**** Dataset ****
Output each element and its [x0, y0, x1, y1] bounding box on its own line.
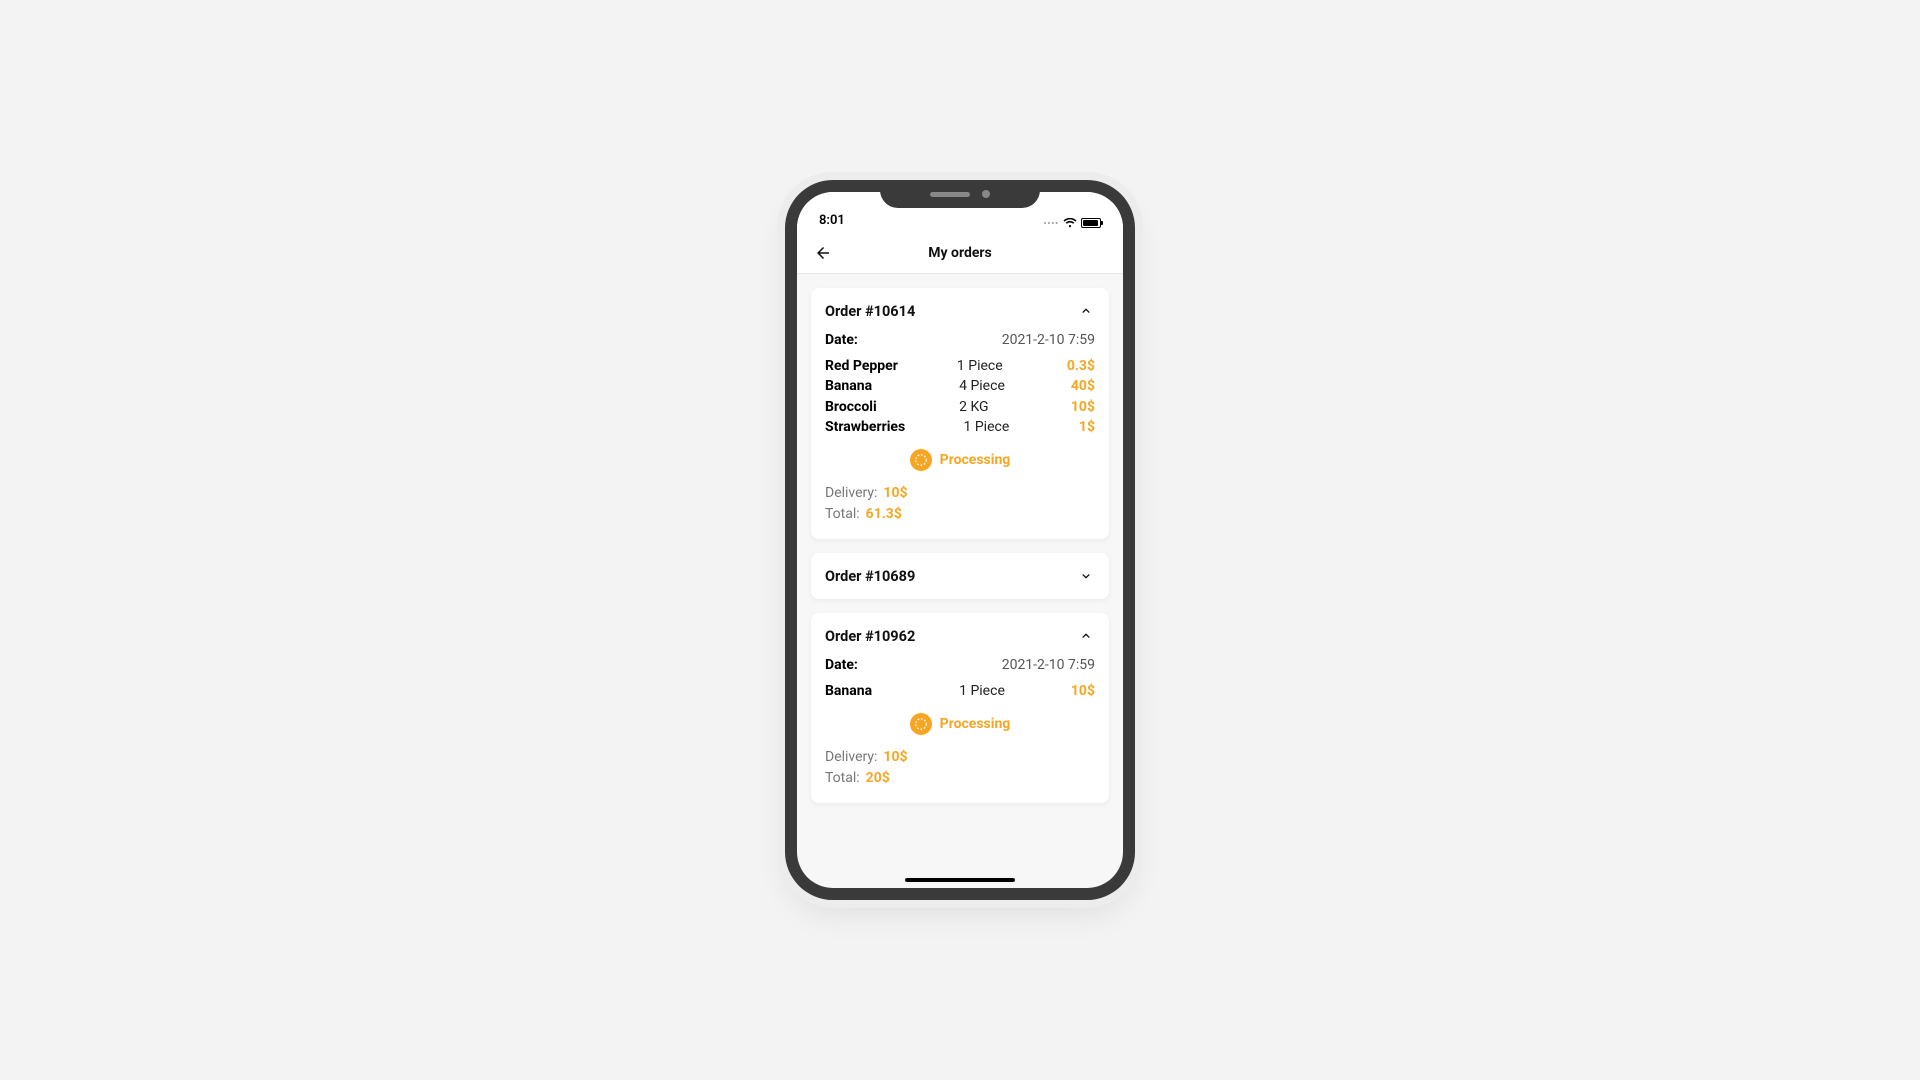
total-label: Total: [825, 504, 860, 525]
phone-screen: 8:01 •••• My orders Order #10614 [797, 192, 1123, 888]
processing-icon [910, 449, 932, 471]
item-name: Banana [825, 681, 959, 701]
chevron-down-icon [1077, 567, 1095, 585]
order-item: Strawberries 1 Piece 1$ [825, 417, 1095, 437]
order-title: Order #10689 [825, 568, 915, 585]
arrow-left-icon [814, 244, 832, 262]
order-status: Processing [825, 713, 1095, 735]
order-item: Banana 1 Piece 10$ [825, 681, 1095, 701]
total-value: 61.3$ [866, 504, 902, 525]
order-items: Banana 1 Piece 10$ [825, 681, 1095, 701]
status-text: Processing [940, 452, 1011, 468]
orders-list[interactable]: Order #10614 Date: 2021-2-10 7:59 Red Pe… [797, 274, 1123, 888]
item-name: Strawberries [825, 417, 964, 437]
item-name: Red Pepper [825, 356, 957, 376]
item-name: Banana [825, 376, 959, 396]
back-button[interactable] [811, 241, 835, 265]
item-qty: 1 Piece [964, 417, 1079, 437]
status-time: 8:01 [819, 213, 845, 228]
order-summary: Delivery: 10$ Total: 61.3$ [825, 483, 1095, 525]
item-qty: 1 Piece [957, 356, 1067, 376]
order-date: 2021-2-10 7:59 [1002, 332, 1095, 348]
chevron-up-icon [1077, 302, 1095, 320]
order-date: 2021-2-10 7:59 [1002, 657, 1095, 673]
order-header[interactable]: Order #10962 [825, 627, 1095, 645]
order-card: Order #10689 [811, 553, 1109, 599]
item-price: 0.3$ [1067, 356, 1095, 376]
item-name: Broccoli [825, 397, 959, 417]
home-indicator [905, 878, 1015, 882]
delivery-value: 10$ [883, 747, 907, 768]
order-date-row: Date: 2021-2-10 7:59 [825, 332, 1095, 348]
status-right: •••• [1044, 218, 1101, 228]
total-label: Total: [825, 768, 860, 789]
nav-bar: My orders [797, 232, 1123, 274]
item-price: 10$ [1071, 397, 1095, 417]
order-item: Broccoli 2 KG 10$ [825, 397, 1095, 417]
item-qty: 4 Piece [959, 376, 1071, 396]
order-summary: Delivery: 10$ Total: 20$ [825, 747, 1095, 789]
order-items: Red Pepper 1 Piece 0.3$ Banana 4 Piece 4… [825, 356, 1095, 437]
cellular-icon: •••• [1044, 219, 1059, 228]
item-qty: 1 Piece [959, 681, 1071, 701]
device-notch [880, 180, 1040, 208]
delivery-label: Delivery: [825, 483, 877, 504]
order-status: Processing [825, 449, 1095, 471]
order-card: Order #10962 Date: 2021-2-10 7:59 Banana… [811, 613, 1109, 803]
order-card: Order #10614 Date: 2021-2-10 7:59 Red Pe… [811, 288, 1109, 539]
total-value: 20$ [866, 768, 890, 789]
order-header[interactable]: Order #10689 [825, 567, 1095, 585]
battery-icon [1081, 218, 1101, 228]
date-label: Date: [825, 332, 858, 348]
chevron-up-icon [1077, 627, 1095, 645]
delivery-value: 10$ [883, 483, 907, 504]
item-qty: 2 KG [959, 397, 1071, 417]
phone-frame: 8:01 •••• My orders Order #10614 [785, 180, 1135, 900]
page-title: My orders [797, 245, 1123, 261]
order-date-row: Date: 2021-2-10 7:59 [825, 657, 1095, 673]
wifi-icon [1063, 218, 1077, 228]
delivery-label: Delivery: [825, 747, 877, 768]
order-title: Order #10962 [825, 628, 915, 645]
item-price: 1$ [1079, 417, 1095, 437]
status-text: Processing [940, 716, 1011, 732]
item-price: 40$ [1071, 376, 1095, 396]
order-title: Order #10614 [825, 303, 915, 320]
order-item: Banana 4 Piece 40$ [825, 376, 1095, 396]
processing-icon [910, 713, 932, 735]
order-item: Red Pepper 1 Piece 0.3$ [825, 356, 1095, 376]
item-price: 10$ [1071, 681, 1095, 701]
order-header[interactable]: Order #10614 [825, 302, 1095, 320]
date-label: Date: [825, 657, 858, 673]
****
**** Dataset ****
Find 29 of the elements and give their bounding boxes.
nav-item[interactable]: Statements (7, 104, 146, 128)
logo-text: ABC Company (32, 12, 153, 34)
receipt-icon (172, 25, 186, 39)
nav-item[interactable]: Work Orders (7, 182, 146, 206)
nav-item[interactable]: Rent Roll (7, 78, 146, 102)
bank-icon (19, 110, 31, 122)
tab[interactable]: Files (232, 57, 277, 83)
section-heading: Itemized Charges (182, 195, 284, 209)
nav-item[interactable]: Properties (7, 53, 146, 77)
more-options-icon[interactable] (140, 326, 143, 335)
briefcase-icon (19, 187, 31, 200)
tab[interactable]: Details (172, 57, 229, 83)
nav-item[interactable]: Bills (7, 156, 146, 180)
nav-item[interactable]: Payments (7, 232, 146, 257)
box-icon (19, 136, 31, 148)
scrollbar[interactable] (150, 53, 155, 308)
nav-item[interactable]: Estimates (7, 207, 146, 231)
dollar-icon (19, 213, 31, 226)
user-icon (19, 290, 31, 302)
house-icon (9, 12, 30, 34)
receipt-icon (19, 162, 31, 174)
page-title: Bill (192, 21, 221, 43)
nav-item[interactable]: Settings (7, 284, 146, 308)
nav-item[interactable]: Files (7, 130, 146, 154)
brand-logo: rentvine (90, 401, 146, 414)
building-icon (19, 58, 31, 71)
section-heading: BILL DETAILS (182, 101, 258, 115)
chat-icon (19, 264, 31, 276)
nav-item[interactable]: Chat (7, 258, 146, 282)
****
## Instructions for the task
Return everything from the line containing "total-label: Total: [825, 504, 860, 525]" down to the line containing "total-value: 61.3$ [866, 504, 902, 525]", both included, copied verbatim.

## Response
total-label: Total: [825, 504, 860, 525]
phone-screen: 8:01 •••• My orders Order #10614 [797, 192, 1123, 888]
processing-icon [910, 449, 932, 471]
item-name: Banana [825, 681, 959, 701]
chevron-down-icon [1077, 567, 1095, 585]
order-item: Strawberries 1 Piece 1$ [825, 417, 1095, 437]
order-title: Order #10689 [825, 568, 915, 585]
arrow-left-icon [814, 244, 832, 262]
order-status: Processing [825, 713, 1095, 735]
order-item: Banana 1 Piece 10$ [825, 681, 1095, 701]
total-value: 61.3$ [866, 504, 902, 525]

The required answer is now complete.